INPUT:
****************************************

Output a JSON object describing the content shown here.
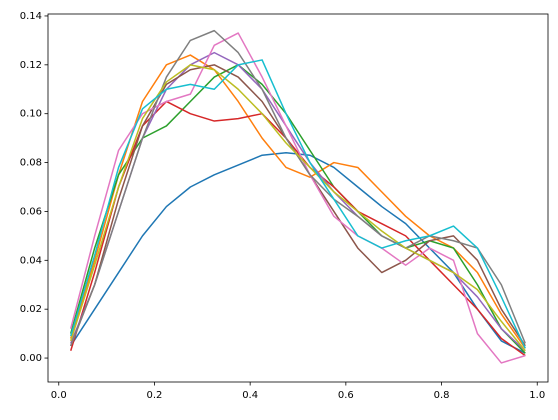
{
  "chart_data": {
    "type": "line",
    "x": [
      0.025,
      0.075,
      0.125,
      0.175,
      0.225,
      0.275,
      0.325,
      0.375,
      0.425,
      0.475,
      0.525,
      0.575,
      0.625,
      0.675,
      0.725,
      0.775,
      0.825,
      0.875,
      0.925,
      0.975
    ],
    "series": [
      {
        "color": "#1f77b4",
        "values": [
          0.005,
          0.02,
          0.035,
          0.05,
          0.062,
          0.07,
          0.075,
          0.079,
          0.083,
          0.084,
          0.083,
          0.078,
          0.07,
          0.062,
          0.055,
          0.045,
          0.035,
          0.02,
          0.007,
          0.002
        ]
      },
      {
        "color": "#ff7f0e",
        "values": [
          0.008,
          0.04,
          0.075,
          0.105,
          0.12,
          0.124,
          0.118,
          0.105,
          0.09,
          0.078,
          0.074,
          0.08,
          0.078,
          0.068,
          0.058,
          0.05,
          0.045,
          0.035,
          0.018,
          0.004
        ]
      },
      {
        "color": "#2ca02c",
        "values": [
          0.01,
          0.045,
          0.075,
          0.09,
          0.095,
          0.105,
          0.115,
          0.12,
          0.112,
          0.1,
          0.085,
          0.07,
          0.06,
          0.05,
          0.045,
          0.048,
          0.045,
          0.03,
          0.012,
          0.002
        ]
      },
      {
        "color": "#d62728",
        "values": [
          0.003,
          0.035,
          0.07,
          0.095,
          0.105,
          0.1,
          0.097,
          0.098,
          0.1,
          0.09,
          0.078,
          0.07,
          0.06,
          0.055,
          0.05,
          0.04,
          0.03,
          0.02,
          0.008,
          0.001
        ]
      },
      {
        "color": "#9467bd",
        "values": [
          0.006,
          0.03,
          0.06,
          0.09,
          0.11,
          0.12,
          0.125,
          0.12,
          0.11,
          0.095,
          0.08,
          0.068,
          0.058,
          0.05,
          0.045,
          0.04,
          0.035,
          0.025,
          0.012,
          0.003
        ]
      },
      {
        "color": "#8c564b",
        "values": [
          0.005,
          0.03,
          0.065,
          0.095,
          0.112,
          0.118,
          0.12,
          0.115,
          0.105,
          0.09,
          0.075,
          0.06,
          0.045,
          0.035,
          0.04,
          0.048,
          0.05,
          0.04,
          0.02,
          0.005
        ]
      },
      {
        "color": "#e377c2",
        "values": [
          0.012,
          0.05,
          0.085,
          0.1,
          0.105,
          0.108,
          0.128,
          0.133,
          0.115,
          0.095,
          0.075,
          0.058,
          0.05,
          0.045,
          0.038,
          0.045,
          0.04,
          0.01,
          -0.002,
          0.001
        ]
      },
      {
        "color": "#7f7f7f",
        "values": [
          0.005,
          0.03,
          0.06,
          0.09,
          0.115,
          0.13,
          0.134,
          0.125,
          0.11,
          0.09,
          0.075,
          0.065,
          0.058,
          0.05,
          0.045,
          0.05,
          0.048,
          0.045,
          0.03,
          0.006
        ]
      },
      {
        "color": "#bcbd22",
        "values": [
          0.007,
          0.038,
          0.07,
          0.098,
          0.113,
          0.12,
          0.118,
          0.11,
          0.1,
          0.088,
          0.078,
          0.068,
          0.06,
          0.052,
          0.045,
          0.04,
          0.035,
          0.028,
          0.015,
          0.003
        ]
      },
      {
        "color": "#17becf",
        "values": [
          0.009,
          0.042,
          0.078,
          0.102,
          0.11,
          0.112,
          0.11,
          0.12,
          0.122,
          0.1,
          0.08,
          0.065,
          0.05,
          0.045,
          0.048,
          0.05,
          0.054,
          0.045,
          0.025,
          0.004
        ]
      }
    ],
    "xlim": [
      -0.0225,
      1.0225
    ],
    "xticks": [
      {
        "value": 0,
        "label": "0.0"
      },
      {
        "value": 0.2,
        "label": "0.2"
      },
      {
        "value": 0.4,
        "label": "0.4"
      },
      {
        "value": 0.6,
        "label": "0.6"
      },
      {
        "value": 0.8,
        "label": "0.8"
      },
      {
        "value": 1,
        "label": "1.0"
      }
    ],
    "ylim": [
      -0.0098,
      0.1408
    ],
    "yticks": [
      {
        "value": 0,
        "label": "0.00"
      },
      {
        "value": 0.02,
        "label": "0.02"
      },
      {
        "value": 0.04,
        "label": "0.04"
      },
      {
        "value": 0.06,
        "label": "0.06"
      },
      {
        "value": 0.08,
        "label": "0.08"
      },
      {
        "value": 0.1,
        "label": "0.10"
      },
      {
        "value": 0.12,
        "label": "0.12"
      },
      {
        "value": 0.14,
        "label": "0.14"
      }
    ]
  }
}
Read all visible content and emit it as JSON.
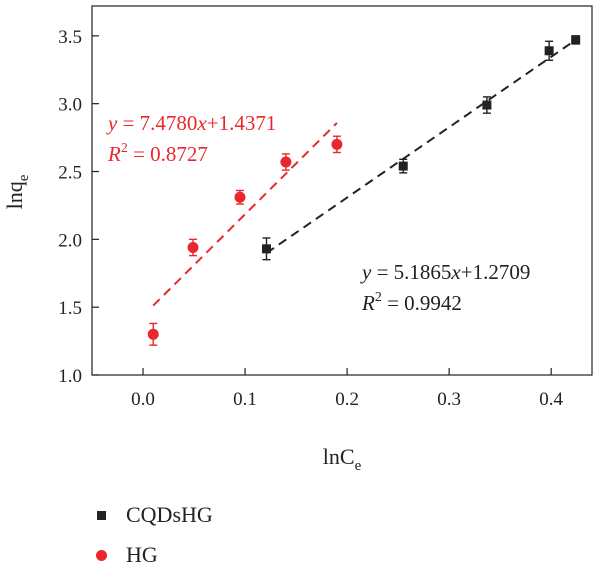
{
  "chart_data": {
    "type": "scatter",
    "xlabel_main": "lnC",
    "xlabel_sub": "e",
    "ylabel_main": "lnq",
    "ylabel_sub": "e",
    "xlim": [
      -0.05,
      0.44
    ],
    "ylim": [
      1.0,
      3.72
    ],
    "xticks": [
      0.0,
      0.1,
      0.2,
      0.3,
      0.4
    ],
    "xtick_labels": [
      "0.0",
      "0.1",
      "0.2",
      "0.3",
      "0.4"
    ],
    "yticks": [
      1.0,
      1.5,
      2.0,
      2.5,
      3.0,
      3.5
    ],
    "ytick_labels": [
      "1.0",
      "1.5",
      "2.0",
      "2.5",
      "3.0",
      "3.5"
    ],
    "series": [
      {
        "name": "CQDsHG",
        "color": "#222222",
        "marker": "square",
        "x": [
          0.121,
          0.255,
          0.337,
          0.398,
          0.424
        ],
        "y": [
          1.93,
          2.54,
          2.99,
          3.39,
          3.47
        ],
        "yerr": [
          0.08,
          0.05,
          0.06,
          0.07,
          0.03
        ],
        "fit": {
          "x_range": [
            0.121,
            0.424
          ],
          "slope": 5.1865,
          "intercept": 1.2709,
          "eq_y": "y",
          "eq_rhs": " = 5.1865",
          "eq_x": "x",
          "eq_tail": "+1.2709",
          "r2_r": "R",
          "r2_exp": "2",
          "r2_rhs": " = 0.9942"
        }
      },
      {
        "name": "HG",
        "color": "#e8282e",
        "marker": "circle",
        "x": [
          0.01,
          0.049,
          0.095,
          0.14,
          0.19
        ],
        "y": [
          1.3,
          1.94,
          2.31,
          2.57,
          2.7
        ],
        "yerr": [
          0.08,
          0.06,
          0.05,
          0.06,
          0.06
        ],
        "fit": {
          "x_range": [
            0.01,
            0.19
          ],
          "slope": 7.478,
          "intercept": 1.4371,
          "eq_y": "y",
          "eq_rhs": " = 7.4780",
          "eq_x": "x",
          "eq_tail": "+1.4371",
          "r2_r": "R",
          "r2_exp": "2",
          "r2_rhs": " = 0.8727"
        }
      }
    ]
  }
}
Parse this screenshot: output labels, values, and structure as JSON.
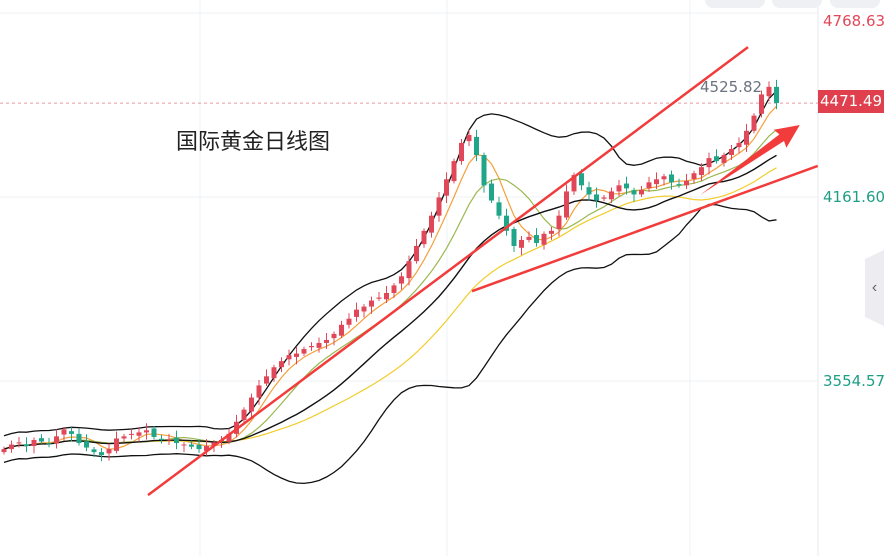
{
  "chart_data": {
    "type": "candlestick",
    "title": "国际黄金日线图",
    "y_ticks": [
      "4768.63",
      "4161.60",
      "3554.57"
    ],
    "y_tick_values": [
      4768.63,
      4161.6,
      3554.57
    ],
    "ylim": [
      2970,
      4808
    ],
    "last_price": 4471.49,
    "last_price_label": "4471.49",
    "high_label": "4525.82",
    "close": [
      3330,
      3345,
      3352,
      3340,
      3360,
      3355,
      3348,
      3372,
      3395,
      3380,
      3350,
      3335,
      3320,
      3310,
      3330,
      3365,
      3372,
      3380,
      3385,
      3392,
      3370,
      3360,
      3362,
      3350,
      3345,
      3338,
      3330,
      3340,
      3352,
      3360,
      3380,
      3420,
      3460,
      3500,
      3540,
      3570,
      3600,
      3620,
      3640,
      3645,
      3660,
      3670,
      3680,
      3690,
      3710,
      3740,
      3760,
      3790,
      3800,
      3820,
      3830,
      3845,
      3870,
      3900,
      3950,
      4000,
      4050,
      4100,
      4160,
      4220,
      4280,
      4340,
      4366,
      4300,
      4200,
      4150,
      4100,
      4050,
      4000,
      4020,
      4030,
      4010,
      4040,
      4050,
      4100,
      4180,
      4234,
      4200,
      4170,
      4150,
      4160,
      4180,
      4200,
      4190,
      4170,
      4185,
      4210,
      4220,
      4230,
      4210,
      4200,
      4215,
      4240,
      4260,
      4290,
      4280,
      4300,
      4320,
      4340,
      4380,
      4430,
      4500,
      4525,
      4471.49
    ],
    "indicators": [
      {
        "name": "MA5",
        "period": 5,
        "color": "#f5a03a"
      },
      {
        "name": "MA10",
        "period": 10,
        "color": "#9bb84f"
      },
      {
        "name": "MA30",
        "period": 30,
        "color": "#f2cc2a"
      },
      {
        "name": "BOLL",
        "period": 20,
        "k": 2,
        "color": "#111111"
      }
    ],
    "trendlines": [
      {
        "from": [
          19.2,
          3178
        ],
        "to": [
          99.2,
          4656
        ]
      },
      {
        "from": [
          62.4,
          3851
        ],
        "to": [
          108.5,
          4264
        ]
      }
    ],
    "arrow": {
      "from": [
        92.8,
        4168
      ],
      "to": [
        106.1,
        4399
      ]
    }
  },
  "colors": {
    "up": "#e0485a",
    "down": "#1fa587",
    "trend": "#f23c3c",
    "axis_up": "#e0485a",
    "axis_down": "#1f9e86"
  }
}
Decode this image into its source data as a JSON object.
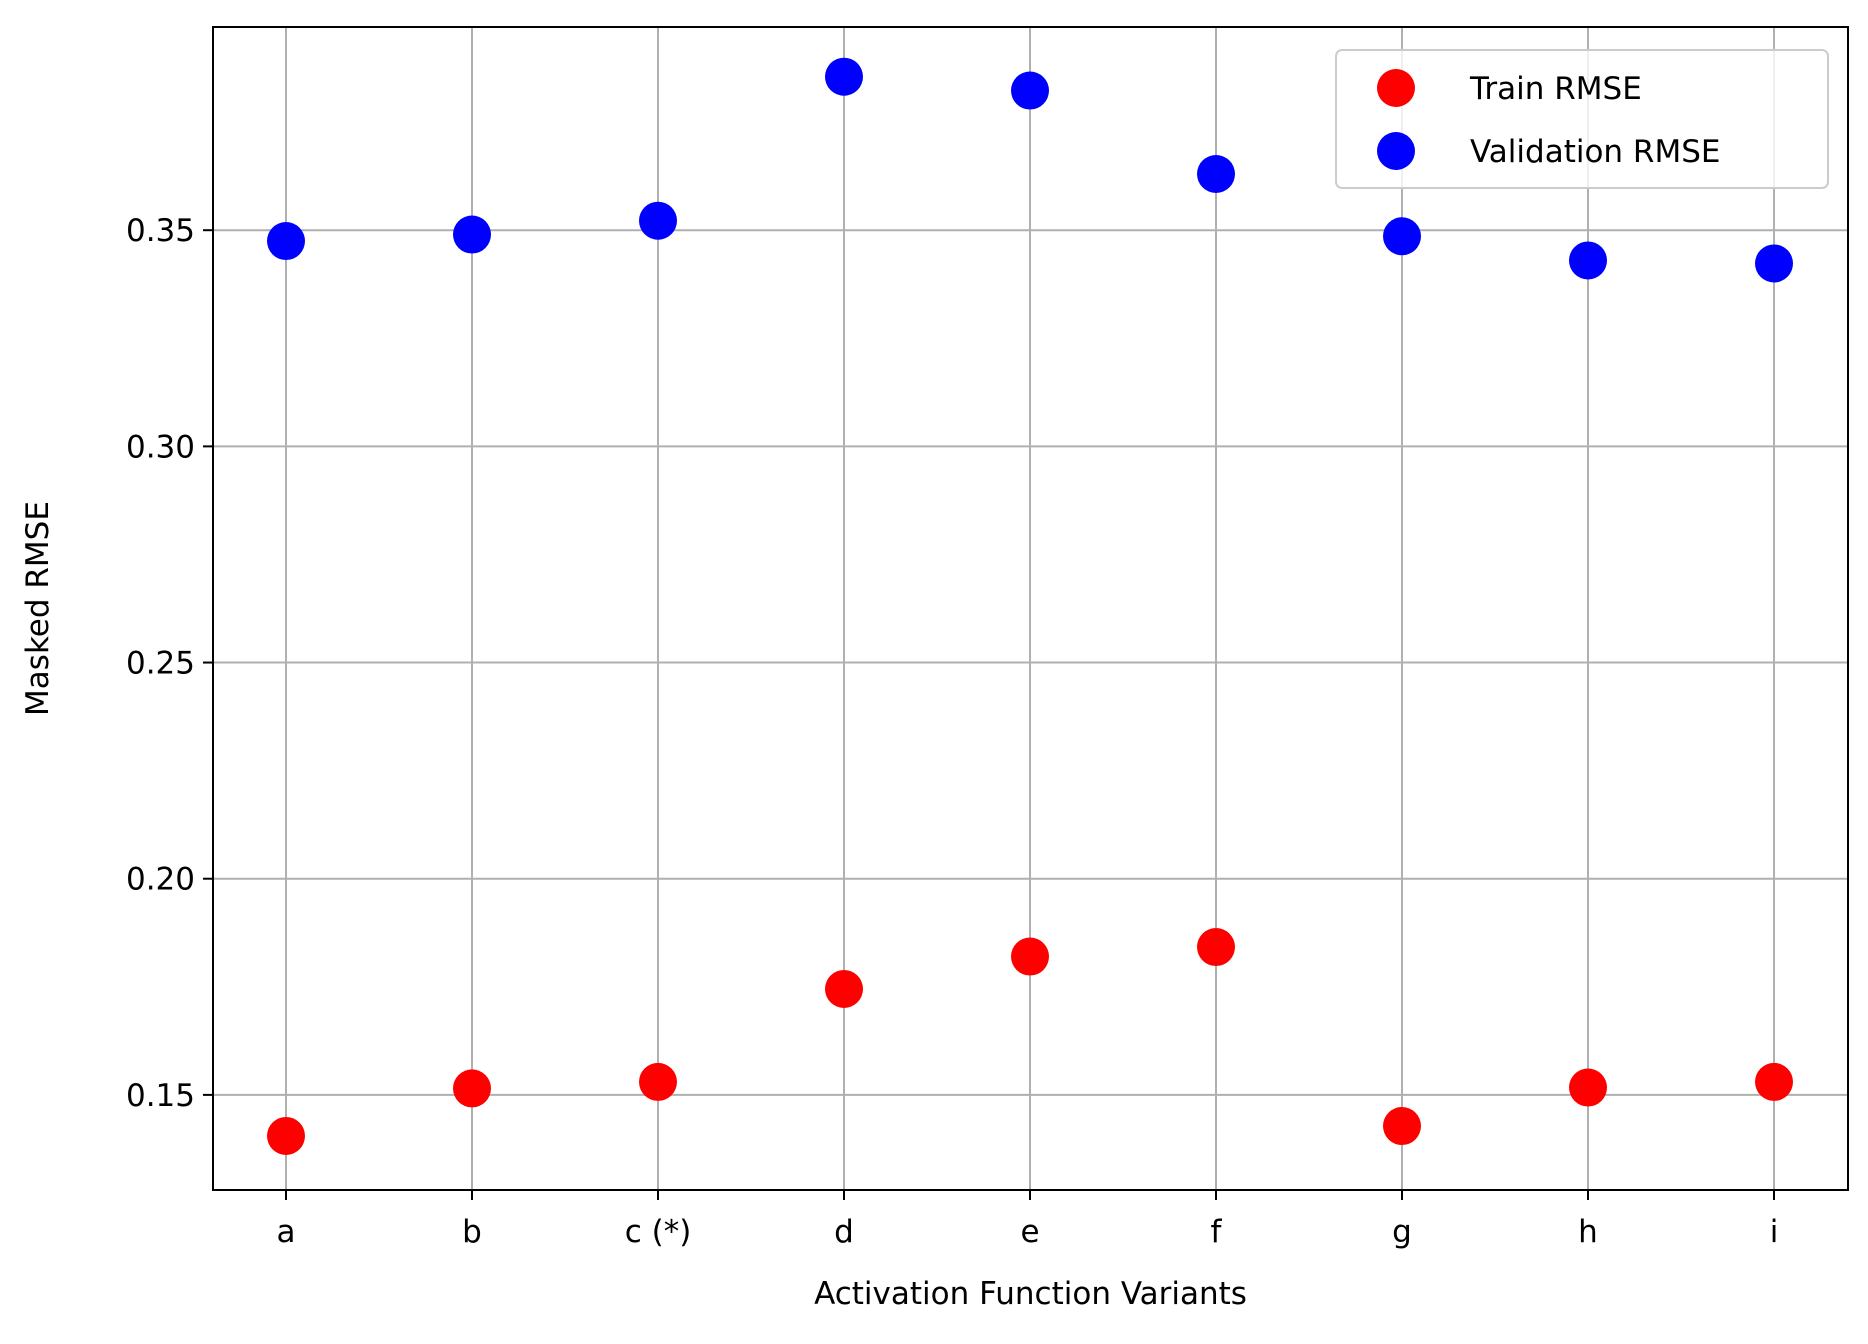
{
  "chart_data": {
    "type": "scatter",
    "title": "",
    "xlabel": "Activation Function Variants",
    "ylabel": "Masked RMSE",
    "categories": [
      "a",
      "b",
      "c (*)",
      "d",
      "e",
      "f",
      "g",
      "h",
      "i"
    ],
    "ylim": [
      0.128,
      0.397
    ],
    "yticks": [
      0.15,
      0.2,
      0.25,
      0.3,
      0.35
    ],
    "ytick_labels": [
      "0.15",
      "0.20",
      "0.25",
      "0.30",
      "0.35"
    ],
    "grid": true,
    "legend_position": "top-right",
    "series": [
      {
        "name": "Train RMSE",
        "color": "#ff0000",
        "values": [
          0.1405,
          0.1515,
          0.153,
          0.1745,
          0.182,
          0.1842,
          0.1428,
          0.1517,
          0.153
        ]
      },
      {
        "name": "Validation RMSE",
        "color": "#0000ff",
        "values": [
          0.3475,
          0.349,
          0.3522,
          0.3855,
          0.3823,
          0.363,
          0.3486,
          0.343,
          0.3423
        ]
      }
    ]
  }
}
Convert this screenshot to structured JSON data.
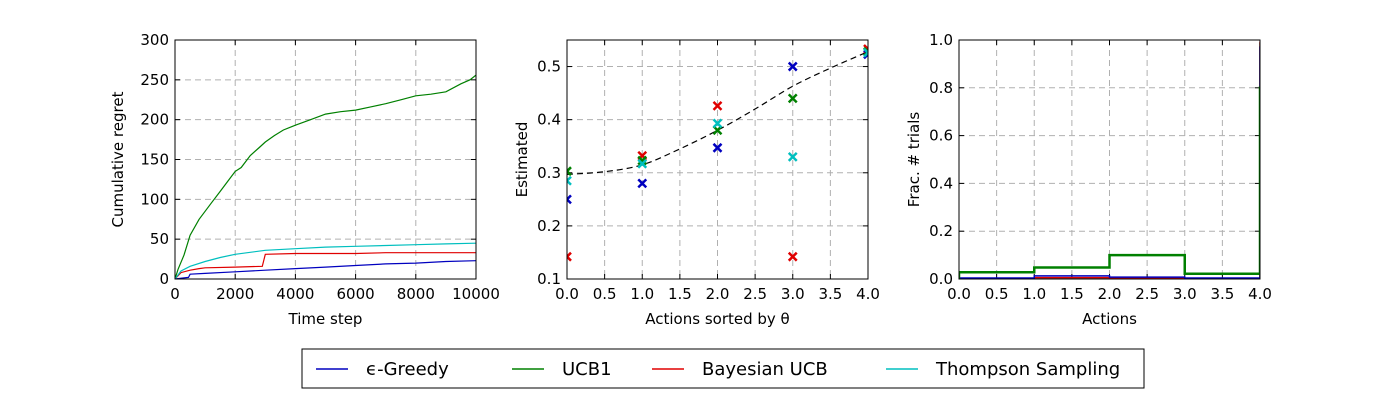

****************************************

WHAT THIS TASK INVOLVES:
Lines that hold "period" are the ones to copy; find all of them.

RESPONSE:
        "period": 5,
        "period": 10,
        "period": 30,
        "period": 20,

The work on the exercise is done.